Task description —
Report only how many lines hold the word "wizard".
==================================================
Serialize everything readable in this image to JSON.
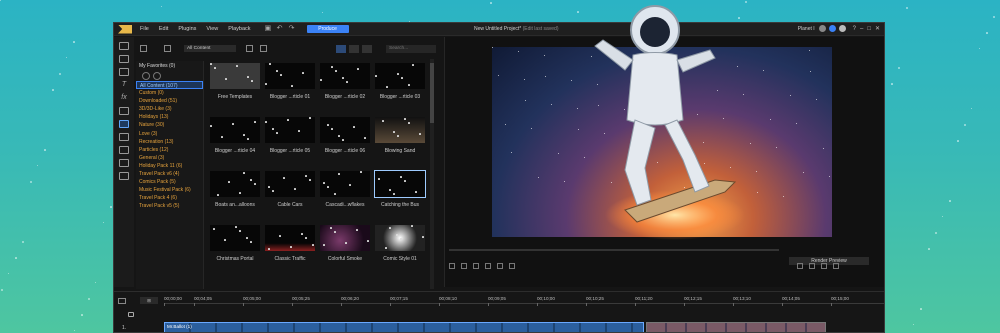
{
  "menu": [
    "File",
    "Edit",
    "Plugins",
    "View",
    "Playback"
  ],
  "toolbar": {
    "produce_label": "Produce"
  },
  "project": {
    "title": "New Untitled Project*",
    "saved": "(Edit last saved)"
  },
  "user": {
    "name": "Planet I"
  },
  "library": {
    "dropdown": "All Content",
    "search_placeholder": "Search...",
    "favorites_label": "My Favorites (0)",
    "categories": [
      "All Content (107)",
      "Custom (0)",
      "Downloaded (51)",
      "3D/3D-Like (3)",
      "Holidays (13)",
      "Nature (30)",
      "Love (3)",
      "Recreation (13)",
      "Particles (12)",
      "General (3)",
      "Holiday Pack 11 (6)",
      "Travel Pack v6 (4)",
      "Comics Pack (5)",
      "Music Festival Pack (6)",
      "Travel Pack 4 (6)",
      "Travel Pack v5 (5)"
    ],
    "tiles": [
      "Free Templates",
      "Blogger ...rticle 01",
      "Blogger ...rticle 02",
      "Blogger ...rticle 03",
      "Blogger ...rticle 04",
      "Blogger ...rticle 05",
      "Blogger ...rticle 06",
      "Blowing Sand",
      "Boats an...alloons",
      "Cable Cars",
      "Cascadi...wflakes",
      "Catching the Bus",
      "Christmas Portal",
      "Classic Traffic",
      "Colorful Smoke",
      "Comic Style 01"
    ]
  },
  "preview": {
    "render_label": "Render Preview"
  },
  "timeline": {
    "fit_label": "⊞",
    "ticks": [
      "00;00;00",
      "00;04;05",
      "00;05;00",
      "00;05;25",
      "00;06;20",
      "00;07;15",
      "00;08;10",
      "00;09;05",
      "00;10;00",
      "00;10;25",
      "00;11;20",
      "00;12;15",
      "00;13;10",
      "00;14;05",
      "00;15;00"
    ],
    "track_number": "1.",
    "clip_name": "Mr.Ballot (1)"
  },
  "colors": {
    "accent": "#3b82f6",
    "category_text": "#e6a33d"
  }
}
==================================================
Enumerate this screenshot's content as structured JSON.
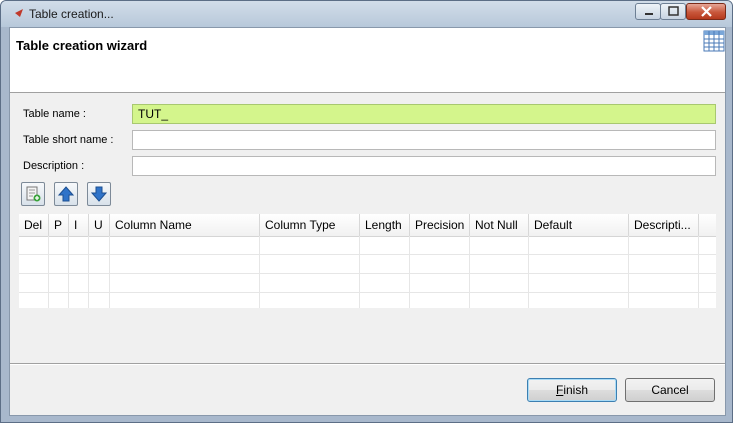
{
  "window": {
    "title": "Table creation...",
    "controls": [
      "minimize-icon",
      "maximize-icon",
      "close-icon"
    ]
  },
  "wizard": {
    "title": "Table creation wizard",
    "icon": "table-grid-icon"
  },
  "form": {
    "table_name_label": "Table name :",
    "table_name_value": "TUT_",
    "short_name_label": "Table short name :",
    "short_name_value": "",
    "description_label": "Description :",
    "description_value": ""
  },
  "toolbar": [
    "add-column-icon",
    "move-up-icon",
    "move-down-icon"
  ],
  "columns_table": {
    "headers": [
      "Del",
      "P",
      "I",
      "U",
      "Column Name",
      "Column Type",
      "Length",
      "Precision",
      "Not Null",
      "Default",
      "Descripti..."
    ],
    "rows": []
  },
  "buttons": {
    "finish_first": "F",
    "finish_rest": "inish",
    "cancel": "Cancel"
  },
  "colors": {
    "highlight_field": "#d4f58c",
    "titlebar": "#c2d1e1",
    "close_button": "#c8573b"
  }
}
==================================================
Exercise response —
2